╭─ DATA TO USE
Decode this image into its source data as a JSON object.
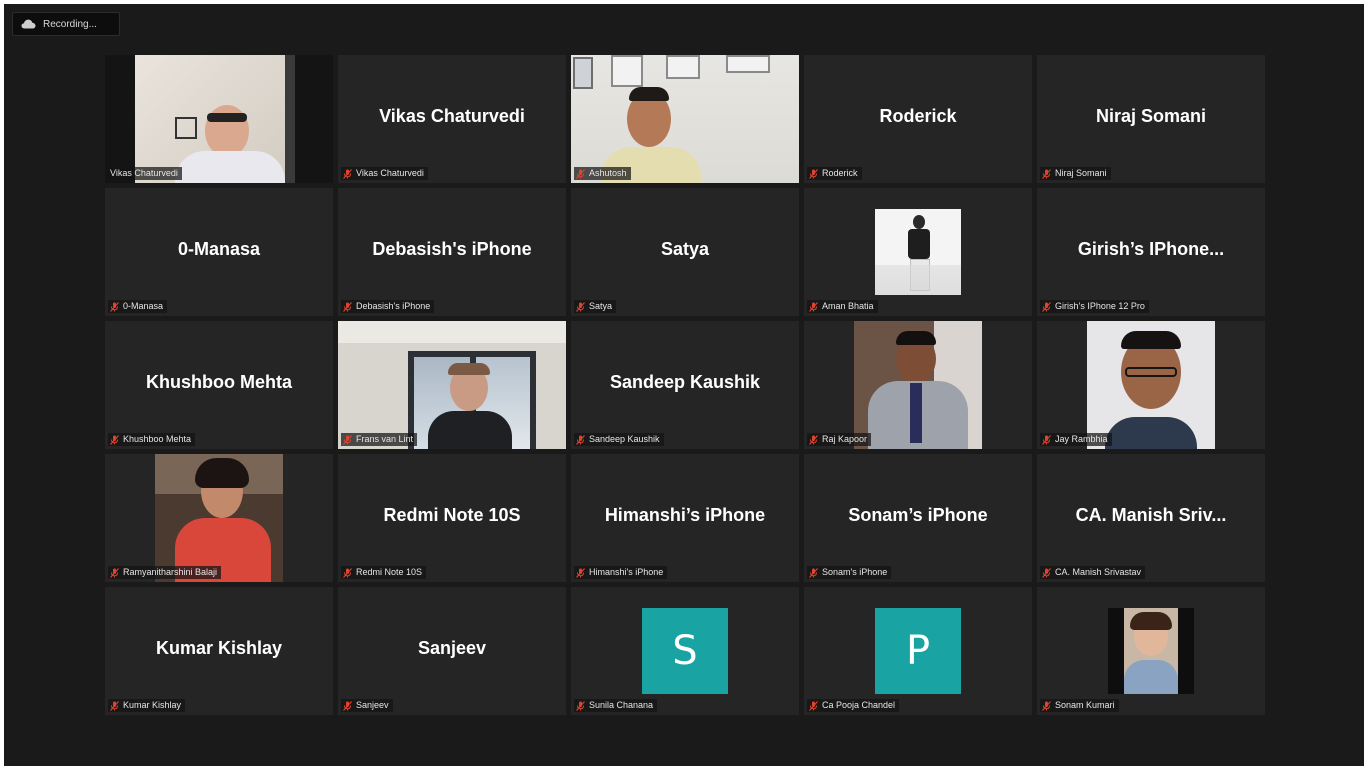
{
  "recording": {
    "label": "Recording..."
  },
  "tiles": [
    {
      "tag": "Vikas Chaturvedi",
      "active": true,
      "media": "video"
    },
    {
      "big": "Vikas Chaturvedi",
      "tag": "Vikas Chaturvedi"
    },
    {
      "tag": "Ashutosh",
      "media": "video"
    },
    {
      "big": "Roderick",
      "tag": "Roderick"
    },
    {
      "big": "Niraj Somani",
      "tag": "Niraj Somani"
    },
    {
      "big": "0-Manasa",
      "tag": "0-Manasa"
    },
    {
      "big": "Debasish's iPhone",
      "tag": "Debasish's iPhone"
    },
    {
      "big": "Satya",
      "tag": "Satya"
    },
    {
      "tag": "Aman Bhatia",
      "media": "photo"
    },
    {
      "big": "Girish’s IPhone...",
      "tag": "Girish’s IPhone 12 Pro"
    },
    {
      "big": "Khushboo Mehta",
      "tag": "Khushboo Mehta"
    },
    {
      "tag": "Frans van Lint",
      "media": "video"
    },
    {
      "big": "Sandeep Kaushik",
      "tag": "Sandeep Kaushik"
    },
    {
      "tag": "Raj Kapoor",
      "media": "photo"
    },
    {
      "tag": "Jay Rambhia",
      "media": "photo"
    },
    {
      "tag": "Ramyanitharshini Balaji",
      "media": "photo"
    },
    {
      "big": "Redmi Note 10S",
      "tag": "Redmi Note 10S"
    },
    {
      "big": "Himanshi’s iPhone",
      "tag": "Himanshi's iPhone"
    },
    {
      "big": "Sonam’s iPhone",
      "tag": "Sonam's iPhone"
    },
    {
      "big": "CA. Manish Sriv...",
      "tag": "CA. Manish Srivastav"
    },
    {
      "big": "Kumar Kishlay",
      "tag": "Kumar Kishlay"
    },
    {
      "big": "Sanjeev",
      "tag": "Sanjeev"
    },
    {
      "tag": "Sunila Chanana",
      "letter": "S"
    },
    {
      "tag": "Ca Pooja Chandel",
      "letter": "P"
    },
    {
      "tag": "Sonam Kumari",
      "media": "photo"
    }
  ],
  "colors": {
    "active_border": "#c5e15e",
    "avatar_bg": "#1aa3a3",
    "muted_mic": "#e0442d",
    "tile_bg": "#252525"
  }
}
╰─
EXERCISE DETAILS:
Pictures are excluded; copy all other data exactly as shown.

RESPONSE BELOW:
Decode this image into its source data as a JSON object.
{
  "recording": {
    "label": "Recording..."
  },
  "tiles": [
    {
      "tag": "Vikas Chaturvedi",
      "active": true,
      "media": "video"
    },
    {
      "big": "Vikas Chaturvedi",
      "tag": "Vikas Chaturvedi"
    },
    {
      "tag": "Ashutosh",
      "media": "video"
    },
    {
      "big": "Roderick",
      "tag": "Roderick"
    },
    {
      "big": "Niraj Somani",
      "tag": "Niraj Somani"
    },
    {
      "big": "0-Manasa",
      "tag": "0-Manasa"
    },
    {
      "big": "Debasish's iPhone",
      "tag": "Debasish's iPhone"
    },
    {
      "big": "Satya",
      "tag": "Satya"
    },
    {
      "tag": "Aman Bhatia",
      "media": "photo"
    },
    {
      "big": "Girish’s IPhone...",
      "tag": "Girish’s IPhone 12 Pro"
    },
    {
      "big": "Khushboo Mehta",
      "tag": "Khushboo Mehta"
    },
    {
      "tag": "Frans van Lint",
      "media": "video"
    },
    {
      "big": "Sandeep Kaushik",
      "tag": "Sandeep Kaushik"
    },
    {
      "tag": "Raj Kapoor",
      "media": "photo"
    },
    {
      "tag": "Jay Rambhia",
      "media": "photo"
    },
    {
      "tag": "Ramyanitharshini Balaji",
      "media": "photo"
    },
    {
      "big": "Redmi Note 10S",
      "tag": "Redmi Note 10S"
    },
    {
      "big": "Himanshi’s iPhone",
      "tag": "Himanshi's iPhone"
    },
    {
      "big": "Sonam’s iPhone",
      "tag": "Sonam's iPhone"
    },
    {
      "big": "CA. Manish Sriv...",
      "tag": "CA. Manish Srivastav"
    },
    {
      "big": "Kumar Kishlay",
      "tag": "Kumar Kishlay"
    },
    {
      "big": "Sanjeev",
      "tag": "Sanjeev"
    },
    {
      "tag": "Sunila Chanana",
      "letter": "S"
    },
    {
      "tag": "Ca Pooja Chandel",
      "letter": "P"
    },
    {
      "tag": "Sonam Kumari",
      "media": "photo"
    }
  ],
  "colors": {
    "active_border": "#c5e15e",
    "avatar_bg": "#1aa3a3",
    "muted_mic": "#e0442d",
    "tile_bg": "#252525"
  }
}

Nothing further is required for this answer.